Problem: Return all of the data exactly as written, without the pictures.

Entries shown:
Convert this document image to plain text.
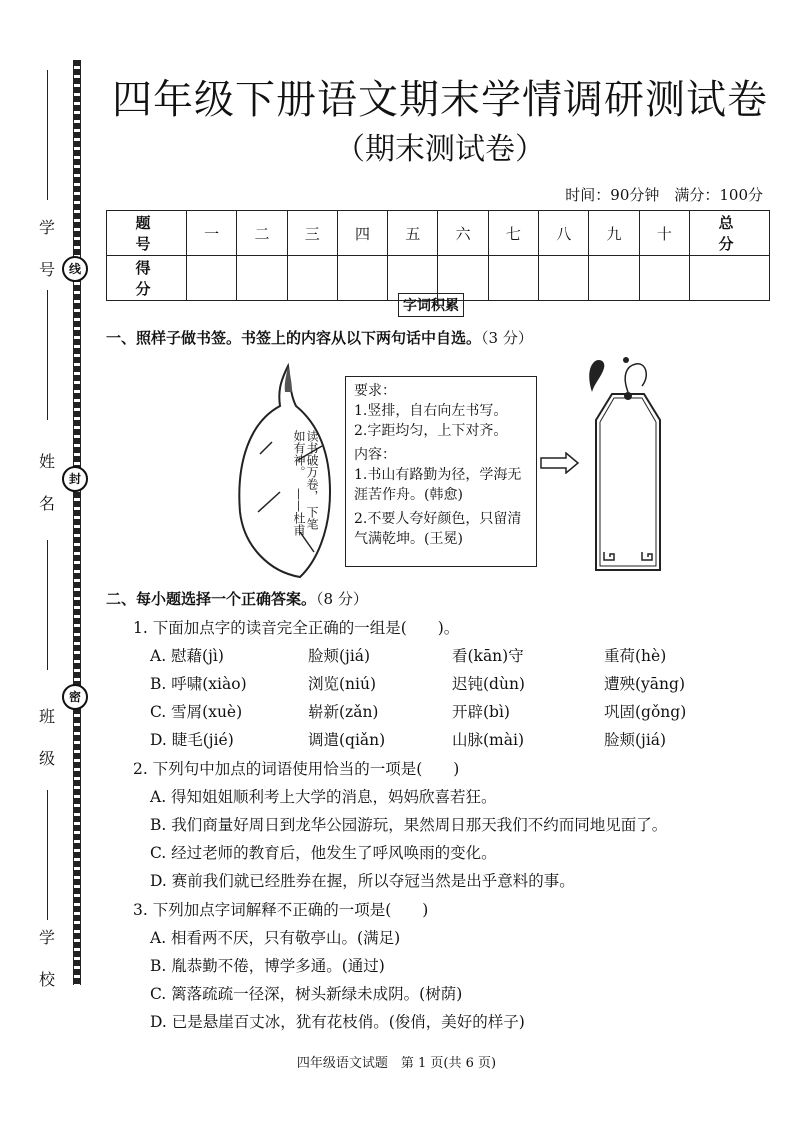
学
号
姓
名
班
级
学
校
线
封
密
四年级下册语文期末学情调研测试卷
（期末测试卷）
时间：90分钟　满分：100分
题　号	一	二	三	四	五	六	七	八	九	十	总　分
得　分											
字词积累
一、照样子做书签。书签上的内容从以下两句话中自选。（3 分）
读书破万卷， 下笔如有神。 ——杜甫
要求：
1.竖排，自右向左书写。
2.字距均匀，上下对齐。
内容：
1.书山有路勤为径，学海无涯苦作舟。(韩愈)
2.不要人夸好颜色，只留清气满乾坤。(王冕)
二、每小题选择一个正确答案。（8 分）
1. 下面加点字的读音完全正确的一组是(　　)。
A. 慰藉(jì)	脸颊(jiá)	看(kān)守	重荷(hè)
B. 呼啸(xiào)	浏览(niú)	迟钝(dùn)	遭殃(yāng)
C. 雪屑(xuè)	崭新(zǎn)	开辟(bì)	巩固(gǒng)
D. 睫毛(jié)	调遣(qiǎn)	山脉(mài)	脸颊(jiá)
2. 下列句中加点的词语使用恰当的一项是(　　)
A. 得知姐姐顺利考上大学的消息，妈妈欣喜若狂。
B. 我们商量好周日到龙华公园游玩，果然周日那天我们不约而同地见面了。
C. 经过老师的教育后，他发生了呼风唤雨的变化。
D. 赛前我们就已经胜券在握，所以夺冠当然是出乎意料的事。
3. 下列加点字词解释不正确的一项是(　　)
A. 相看两不厌，只有敬亭山。(满足)
B. 胤恭勤不倦，博学多通。(通过)
C. 篱落疏疏一径深，树头新绿未成阴。(树荫)
D. 已是悬崖百丈冰，犹有花枝俏。(俊俏，美好的样子)
四年级语文试题　第 1 页(共 6 页)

Final result:
Convert this document image to plain text.
学
号
姓
名
班
级
学
校
线
封
密
四年级下册语文期末学情调研测试卷
（期末测试卷）
时间：90分钟　满分：100分
题　号	一	二	三	四	五	六	七	八	九	十	总　分
得　分											
字词积累
一、照样子做书签。书签上的内容从以下两句话中自选。（3 分）
读书破万卷， 下笔如有神。 ——杜甫
要求：
1.竖排，自右向左书写。
2.字距均匀，上下对齐。
内容：
1.书山有路勤为径，学海无涯苦作舟。(韩愈)
2.不要人夸好颜色，只留清气满乾坤。(王冕)
二、每小题选择一个正确答案。（8 分）
1. 下面加点字的读音完全正确的一组是(　　)。
A. 慰藉(jì)	脸颊(jiá)	看(kān)守	重荷(hè)
B. 呼啸(xiào)	浏览(niú)	迟钝(dùn)	遭殃(yāng)
C. 雪屑(xuè)	崭新(zǎn)	开辟(bì)	巩固(gǒng)
D. 睫毛(jié)	调遣(qiǎn)	山脉(mài)	脸颊(jiá)
2. 下列句中加点的词语使用恰当的一项是(　　)
A. 得知姐姐顺利考上大学的消息，妈妈欣喜若狂。
B. 我们商量好周日到龙华公园游玩，果然周日那天我们不约而同地见面了。
C. 经过老师的教育后，他发生了呼风唤雨的变化。
D. 赛前我们就已经胜券在握，所以夺冠当然是出乎意料的事。
3. 下列加点字词解释不正确的一项是(　　)
A. 相看两不厌，只有敬亭山。(满足)
B. 胤恭勤不倦，博学多通。(通过)
C. 篱落疏疏一径深，树头新绿未成阴。(树荫)
D. 已是悬崖百丈冰，犹有花枝俏。(俊俏，美好的样子)
四年级语文试题　第 1 页(共 6 页)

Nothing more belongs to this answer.